## Work to complete:
Pick out the lines below that contain the string "title" and copy them all.

(Stored data)

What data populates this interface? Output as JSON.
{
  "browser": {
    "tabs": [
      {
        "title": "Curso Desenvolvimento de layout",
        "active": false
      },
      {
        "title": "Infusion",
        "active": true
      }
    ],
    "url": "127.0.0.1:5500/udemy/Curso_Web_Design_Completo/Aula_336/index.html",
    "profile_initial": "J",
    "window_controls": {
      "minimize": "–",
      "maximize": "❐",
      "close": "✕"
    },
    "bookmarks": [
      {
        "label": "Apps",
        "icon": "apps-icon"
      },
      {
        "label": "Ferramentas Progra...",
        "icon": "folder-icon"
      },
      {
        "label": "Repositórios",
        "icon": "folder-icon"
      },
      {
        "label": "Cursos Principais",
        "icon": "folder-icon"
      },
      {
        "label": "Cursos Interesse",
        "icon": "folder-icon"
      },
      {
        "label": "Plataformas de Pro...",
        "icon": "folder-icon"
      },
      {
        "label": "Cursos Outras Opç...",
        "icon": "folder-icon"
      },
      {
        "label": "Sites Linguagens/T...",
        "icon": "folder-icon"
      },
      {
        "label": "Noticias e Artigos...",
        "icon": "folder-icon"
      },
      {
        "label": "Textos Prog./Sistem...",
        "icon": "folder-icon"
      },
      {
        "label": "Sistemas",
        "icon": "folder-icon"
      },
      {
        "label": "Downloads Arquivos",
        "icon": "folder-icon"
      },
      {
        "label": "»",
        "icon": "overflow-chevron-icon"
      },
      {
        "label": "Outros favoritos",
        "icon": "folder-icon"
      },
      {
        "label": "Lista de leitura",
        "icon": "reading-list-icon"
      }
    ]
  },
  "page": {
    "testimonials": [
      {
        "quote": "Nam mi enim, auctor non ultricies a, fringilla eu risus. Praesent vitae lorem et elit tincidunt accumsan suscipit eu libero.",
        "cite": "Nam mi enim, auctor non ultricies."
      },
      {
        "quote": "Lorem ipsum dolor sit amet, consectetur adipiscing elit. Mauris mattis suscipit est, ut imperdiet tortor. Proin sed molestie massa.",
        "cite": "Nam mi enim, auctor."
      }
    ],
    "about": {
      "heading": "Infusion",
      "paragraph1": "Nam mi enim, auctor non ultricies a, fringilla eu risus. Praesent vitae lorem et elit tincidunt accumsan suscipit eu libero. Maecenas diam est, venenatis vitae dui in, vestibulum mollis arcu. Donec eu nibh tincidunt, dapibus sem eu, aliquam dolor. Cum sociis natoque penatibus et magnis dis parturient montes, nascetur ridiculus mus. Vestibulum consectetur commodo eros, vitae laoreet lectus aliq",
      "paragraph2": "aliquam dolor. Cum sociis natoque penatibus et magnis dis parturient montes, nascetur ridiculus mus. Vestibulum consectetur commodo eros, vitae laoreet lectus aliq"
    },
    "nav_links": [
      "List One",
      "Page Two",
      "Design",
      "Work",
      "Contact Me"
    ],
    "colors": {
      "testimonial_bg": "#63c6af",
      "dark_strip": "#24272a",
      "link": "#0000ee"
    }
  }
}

## Response:
        "title": "Curso Desenvolvimento de layout",
        "title": "Infusion",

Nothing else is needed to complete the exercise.